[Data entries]
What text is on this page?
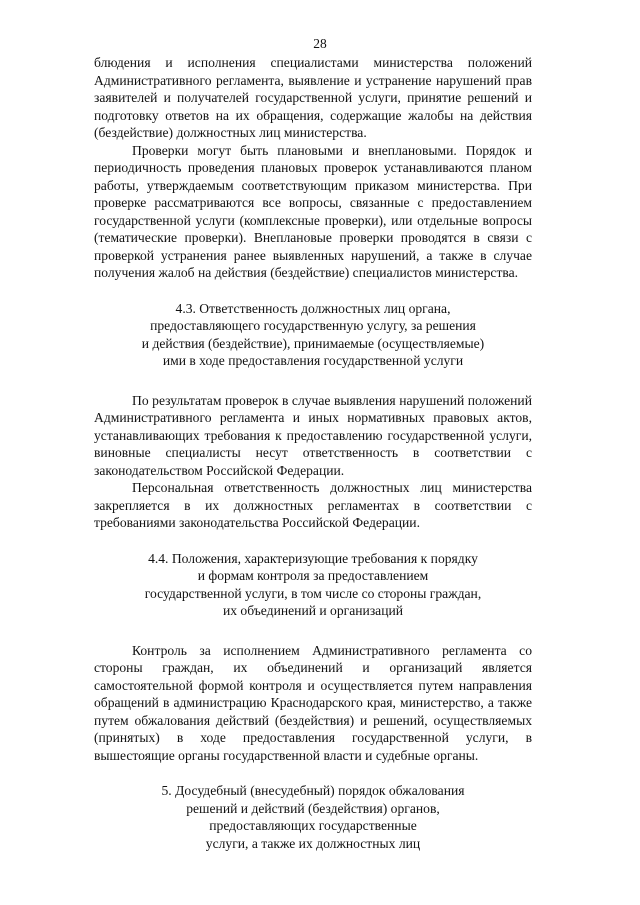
28

блюдения и исполнения специалистами министерства положений Административного регламента, выявление и устранение нарушений прав заявителей и получателей государственной услуги, принятие решений и подготовку ответов на их обращения, содержащие жалобы на действия (бездействие) должностных лиц министерства.

Проверки могут быть плановыми и внеплановыми. Порядок и периодичность проведения плановых проверок устанавливаются планом работы, утверждаемым соответствующим приказом министерства. При проверке рассматриваются все вопросы, связанные с предоставлением государственной услуги (комплексные проверки), или отдельные вопросы (тематические проверки). Внеплановые проверки проводятся в связи с проверкой устранения ранее выявленных нарушений, а также в случае получения жалоб на действия (бездействие) специалистов министерства.

4.3. Ответственность должностных лиц органа,

предоставляющего государственную услугу, за решения

и действия (бездействие), принимаемые (осуществляемые)

ими в ходе предоставления государственной услуги

По результатам проверок в случае выявления нарушений положений Административного регламента и иных нормативных правовых актов, устанавливающих требования к предоставлению государственной услуги, виновные специалисты несут ответственность в соответствии с законодательством Российской Федерации.

Персональная ответственность должностных лиц министерства закрепляется в их должностных регламентах в соответствии с требованиями законодательства Российской Федерации.

4.4. Положения, характеризующие требования к порядку

и формам контроля за предоставлением

государственной услуги, в том числе со стороны граждан,

их объединений и организаций

Контроль за исполнением Административного регламента со стороны граждан, их объединений и организаций является самостоятельной формой контроля и осуществляется путем направления обращений в администрацию Краснодарского края, министерство, а также путем обжалования действий (бездействия) и решений, осуществляемых (принятых) в ходе предоставления государственной услуги, в вышестоящие органы государственной власти и судебные органы.

5. Досудебный (внесудебный) порядок обжалования

решений и действий (бездействия) органов,

предоставляющих государственные

услуги, а также их должностных лиц
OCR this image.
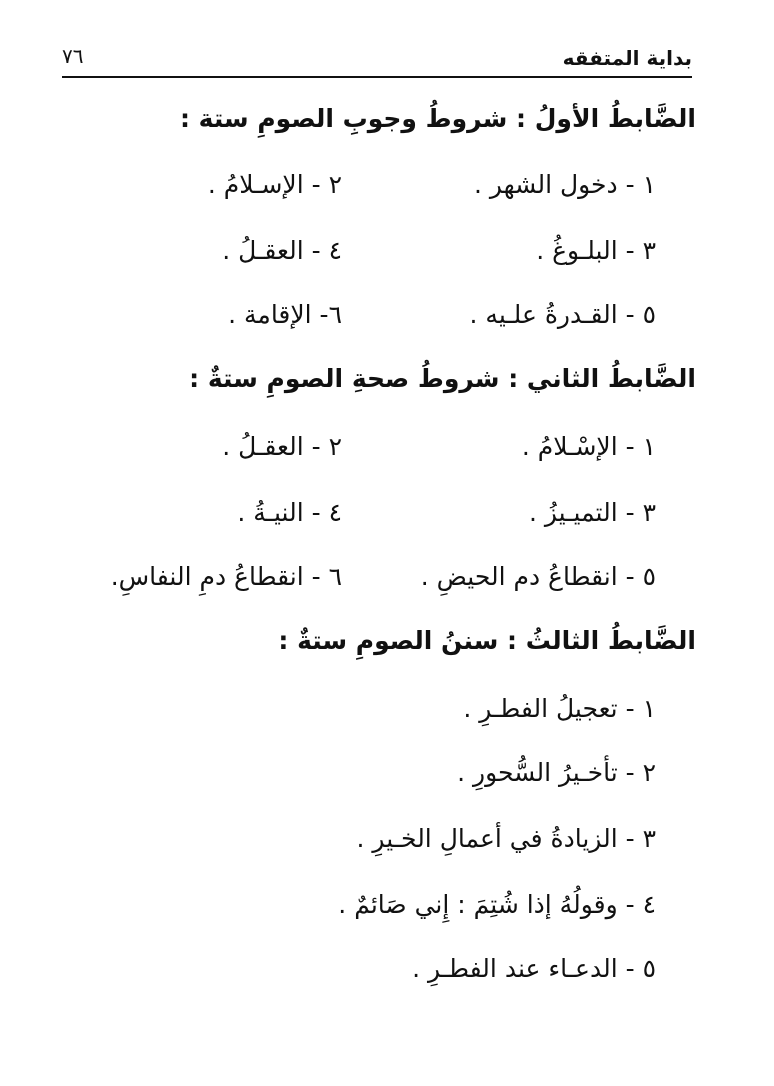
بداية المتفقه
٧٦
الضَّابطُ الأولُ : شروطُ وجوبِ الصومِ ستة :
١ - دخول الشهر .
٢ - الإسـلامُ .
٣ - البلـوغُ .
٤ - العقـلُ .
٥ - القـدرةُ علـيه .
٦- الإقامة .
الضَّابطُ الثاني : شروطُ صحةِ الصومِ ستةٌ :
١ - الإسْـلامُ .
٢ - العقـلُ .
٣ - التميـيزُ .
٤ - النيـةُ .
٥ - انقطاعُ دم الحيضِ .
٦ - انقطاعُ دمِ النفاسِ.
الضَّابطُ الثالثُ : سننُ الصومِ ستةٌ :
١ - تعجيلُ الفطـرِ .
٢ - تأخـيرُ السُّحورِ .
٣ - الزيادةُ في أعمالِ الخـيرِ .
٤ - وقولُهُ إذا شُتِمَ : إِني صَائمٌ .
٥ - الدعـاء عند الفطـرِ .
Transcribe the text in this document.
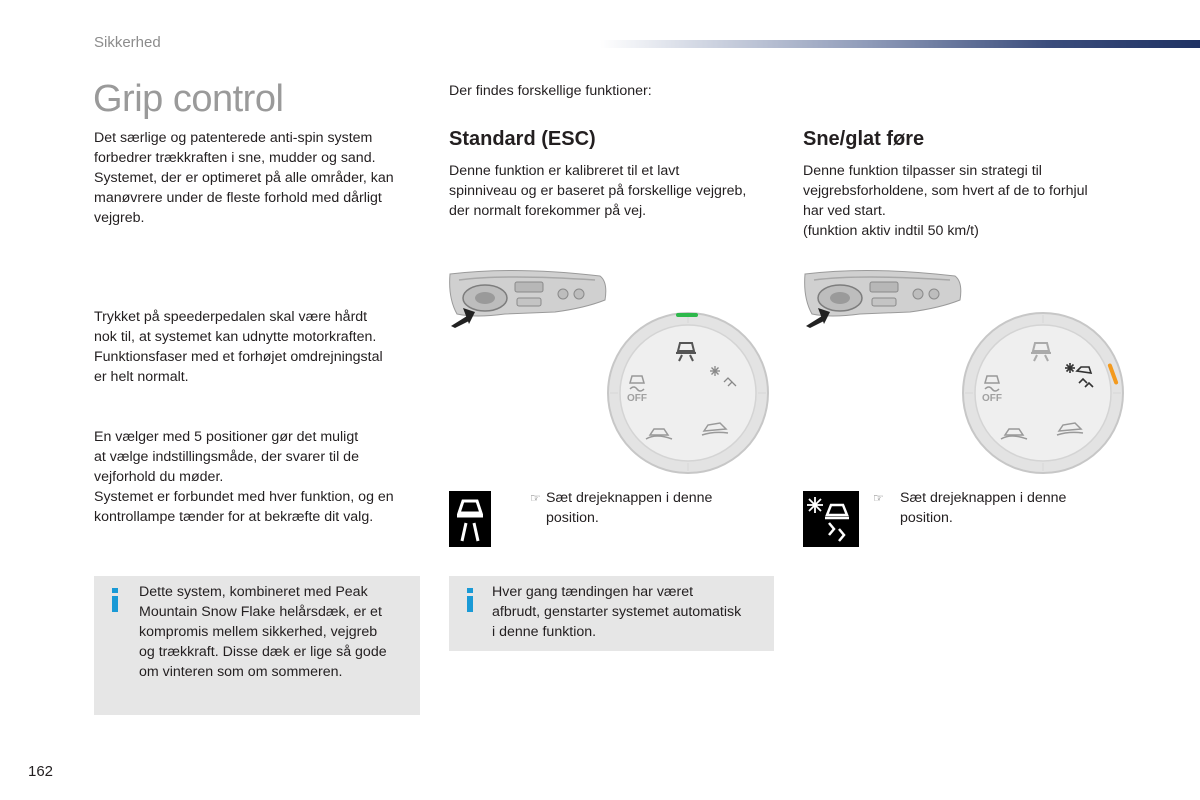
Sikkerhed
Grip control

Det særlige og patenterede anti-spin system

forbedrer trækkraften i sne, mudder og sand.

Systemet, der er optimeret på alle områder, kan

manøvrere under de fleste forhold med dårligt

vejgreb.

Trykket på speederpedalen skal være hårdt

nok til, at systemet kan udnytte motorkraften.

Funktionsfaser med et forhøjet omdrejningstal

er helt normalt.

En vælger med 5 positioner gør det muligt

at vælge indstillingsmåde, der svarer til de

vejforhold du møder.

Systemet er forbundet med hver funktion, og en

kontrollampe tænder for at bekræfte dit valg.

Dette system, kombineret med Peak
Mountain Snow Flake helårsdæk, er et
kompromis mellem sikkerhed, vejgreb
og trækkraft. Disse dæk er lige så gode
om vinteren som om sommeren.
Der findes forskellige funktioner:
Standard (ESC)

Denne funktion er kalibreret til et lavt

spinniveau og er baseret på forskellige vejgreb,

der normalt forekommer på vej.

OFF
☞ Sæt drejeknappen i denne

position.

Hver gang tændingen har været
afbrudt, genstarter systemet automatisk
i denne funktion.
Sne/glat føre

Denne funktion tilpasser sin strategi til

vejgrebsforholdene, som hvert af de to forhjul

har ved start.

(funktion aktiv indtil 50 km/t)

OFF
☞ Sæt drejeknappen i denne

position.

162
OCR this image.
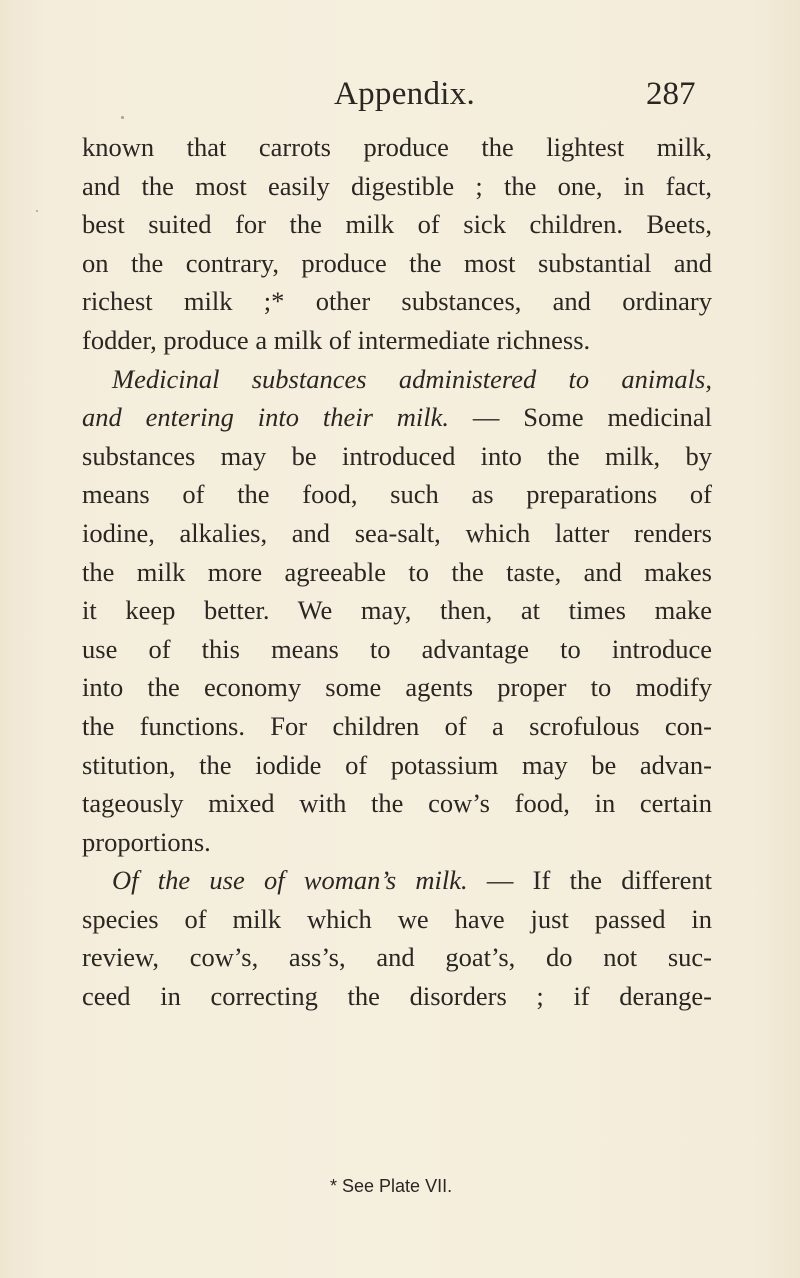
Appendix.	287
known that carrots produce the lightest milk,
and the most easily digestible ; the one, in fact,
best suited for the milk of sick children. Beets,
on the contrary, produce the most substantial and
richest milk ;* other substances, and ordinary
fodder, produce a milk of intermediate richness.
Medicinal substances administered to animals,
and entering into their milk. — Some medicinal
substances may be introduced into the milk, by
means of the food, such as preparations of
iodine, alkalies, and sea-salt, which latter renders
the milk more agreeable to the taste, and makes
it keep better. We may, then, at times make
use of this means to advantage to introduce
into the economy some agents proper to modify
the functions. For children of a scrofulous con-
stitution, the iodide of potassium may be advan-
tageously mixed with the cow’s food, in certain
proportions.
Of the use of woman’s milk. — If the different
species of milk which we have just passed in
review, cow’s, ass’s, and goat’s, do not suc-
ceed in correcting the disorders ; if derange-
* See Plate VII.
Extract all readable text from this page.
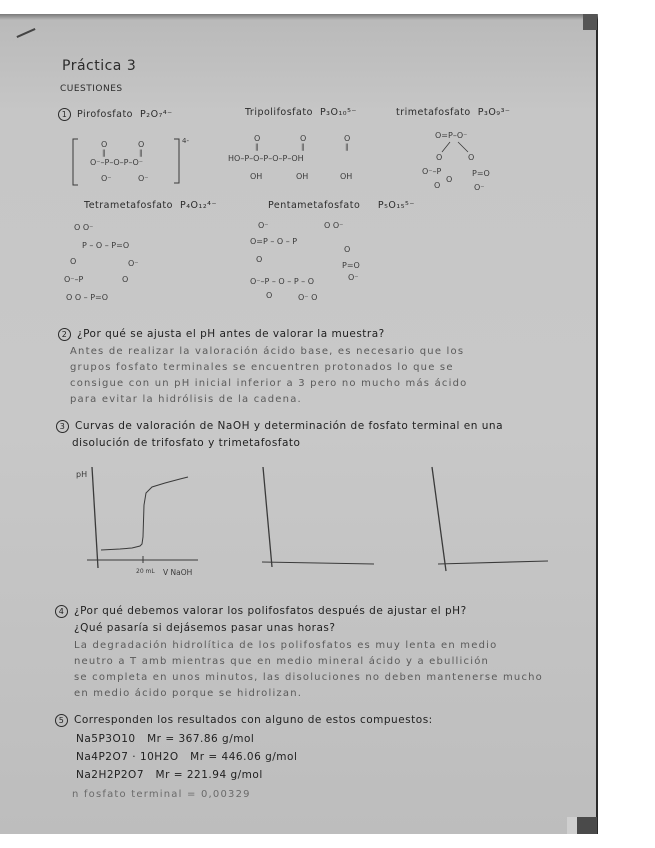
Práctica 3
CUESTIONES
1 Pirofosfato P₂O₇⁴⁻	Tripolifosfato P₃O₁₀⁵⁻	trimetafosfato P₃O₉³⁻
Tetrametafosfato P₄O₁₂⁴⁻	Pentametafosfato P₅O₁₅⁵⁻
4-
O⁻–P–O–P–O⁻
O	O
‖	‖
O⁻	O⁻
O	O	O
‖	‖	‖
HO–P–O–P–O–P–OH
OH	OH	OH
O=P–O⁻
O	O
O⁻–P	P=O
O
O	O⁻
O O⁻
P – O – P=O
O	O⁻
O⁻–P	O
O O – P=O
O⁻	O O⁻
O=P – O – P
O
O
P=O
O⁻
O⁻–P – O – P – O
O	O⁻ O
2 ¿Por qué se ajusta el pH antes de valorar la muestra?
Antes de realizar la valoración ácido base, es necesario que los
grupos fosfato terminales se encuentren protonados lo que se
consigue con un pH inicial inferior a 3 pero no mucho más ácido
para evitar la hidrólisis de la cadena.
3 Curvas de valoración de NaOH y determinación de fosfato terminal en una
disolución de trifosfato y trimetafosfato
pH
20 mL V NaOH
4 ¿Por qué debemos valorar los polifosfatos después de ajustar el pH?
¿Qué pasaría si dejásemos pasar unas horas?
La degradación hidrolítica de los polifosfatos es muy lenta en medio
neutro a T amb mientras que en medio mineral ácido y a ebullición
se completa en unos minutos, las disoluciones no deben mantenerse mucho
en medio ácido porque se hidrolizan.
5 Corresponden los resultados con alguno de estos compuestos:
Na5P3O10 Mr = 367.86 g/mol
Na4P2O7 · 10H2O Mr = 446.06 g/mol
Na2H2P2O7 Mr = 221.94 g/mol
n fosfato terminal = 0,00329
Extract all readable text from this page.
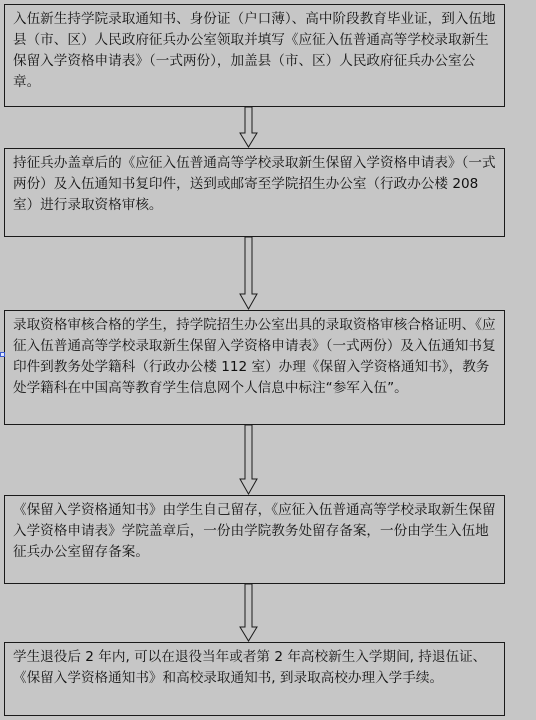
入伍新生持学院录取通知书、身份证（户口薄）、高中阶段教育毕业证，到入伍地县（市、区）人民政府征兵办公室领取并填写《应征入伍普通高等学校录取新生保留入学资格申请表》（一式两份），加盖县（市、区）人民政府征兵办公室公章。
持征兵办盖章后的《应征入伍普通高等学校录取新生保留入学资格申请表》（一式两份）及入伍通知书复印件，送到或邮寄至学院招生办公室（行政办公楼 208 室）进行录取资格审核。
录取资格审核合格的学生，持学院招生办公室出具的录取资格审核合格证明、《应征入伍普通高等学校录取新生保留入学资格申请表》（一式两份）及入伍通知书复印件到教务处学籍科（行政办公楼 112 室）办理《保留入学资格通知书》，教务处学籍科在中国高等教育学生信息网个人信息中标注“参军入伍”。
《保留入学资格通知书》由学生自己留存，《应征入伍普通高等学校录取新生保留入学资格申请表》学院盖章后，一份由学院教务处留存备案，一份由学生入伍地征兵办公室留存备案。
学生退役后 2 年内, 可以在退役当年或者第 2 年高校新生入学期间, 持退伍证、《保留入学资格通知书》和高校录取通知书, 到录取高校办理入学手续。
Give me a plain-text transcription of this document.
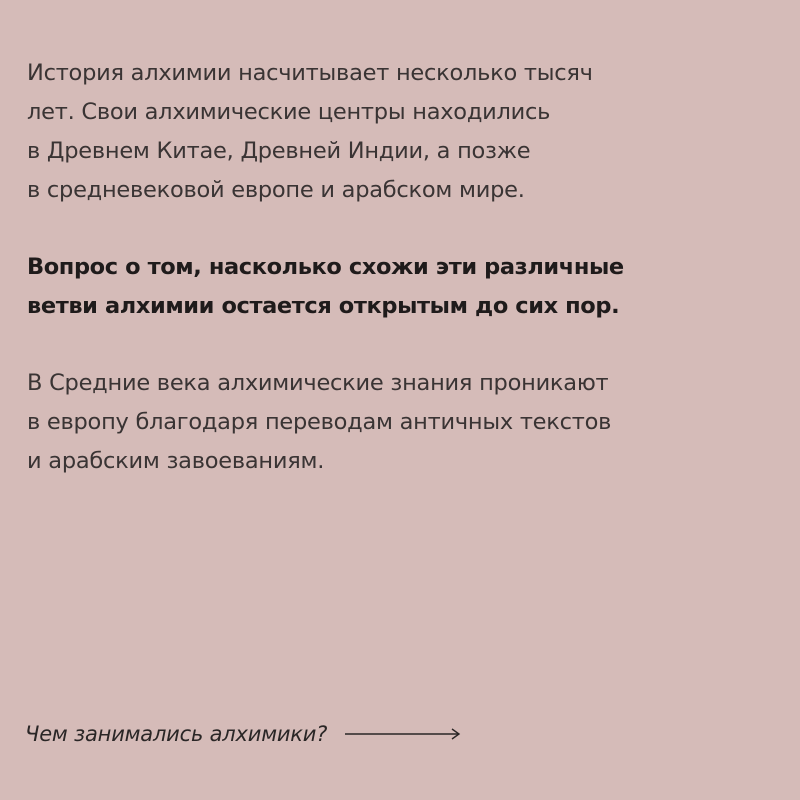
История алхимии насчитывает несколько тысяч
лет. Свои алхимические центры находились
в Древнем Китае, Древней Индии, а позже
в средневековой европе и арабском мире.

Вопрос о том, насколько схожи эти различные
ветви алхимии остается открытым до сих пор.

В Средние века алхимические знания проникают
в европу благодаря переводам античных текстов
и арабским завоеваниям.

Чем занимались алхимики?
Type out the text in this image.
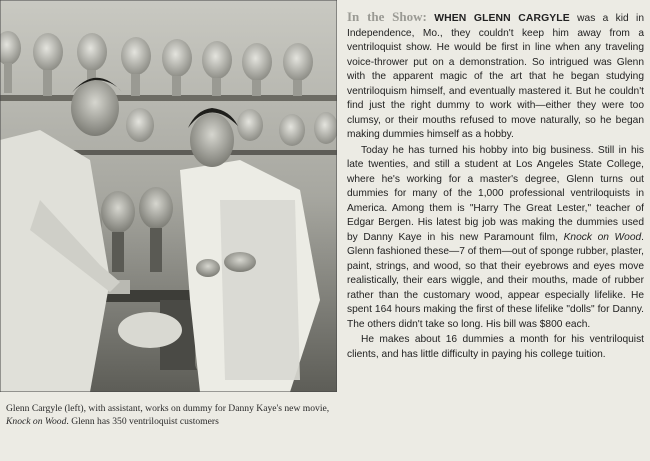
Glenn Cargyle (left), with assistant, works on dummy for Danny Kaye's new movie, Knock on Wood. Glenn has 350 ventriloquist customers

In the Show: WHEN GLENN CARGYLE was a kid in Independence, Mo., they couldn't keep him away from a ventriloquist show. He would be first in line when any traveling voice-thrower put on a demonstration. So intrigued was Glenn with the apparent magic of the art that he began studying ventriloquism himself, and eventually mastered it. But he couldn't find just the right dummy to work with—either they were too clumsy, or their mouths refused to move naturally, so he began making dummies himself as a hobby.

Today he has turned his hobby into big business. Still in his late twenties, and still a student at Los Angeles State College, where he's working for a master's degree, Glenn turns out dummies for many of the 1,000 professional ventriloquists in America. Among them is "Harry The Great Lester," teacher of Edgar Bergen. His latest big job was making the dummies used by Danny Kaye in his new Paramount film, Knock on Wood. Glenn fashioned these—7 of them—out of sponge rubber, plaster, paint, strings, and wood, so that their eyebrows and eyes move realistically, their ears wiggle, and their mouths, made of rubber rather than the customary wood, appear especially lifelike. He spent 164 hours making the first of these lifelike "dolls" for Danny. The others didn't take so long. His bill was $800 each.

He makes about 16 dummies a month for his ventriloquist clients, and has little difficulty in paying his college tuition.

WHAT IS EXPECTED:
Looking at the records above, tally the lines holding "makes" and reply with that number only.

THE REPLY:
2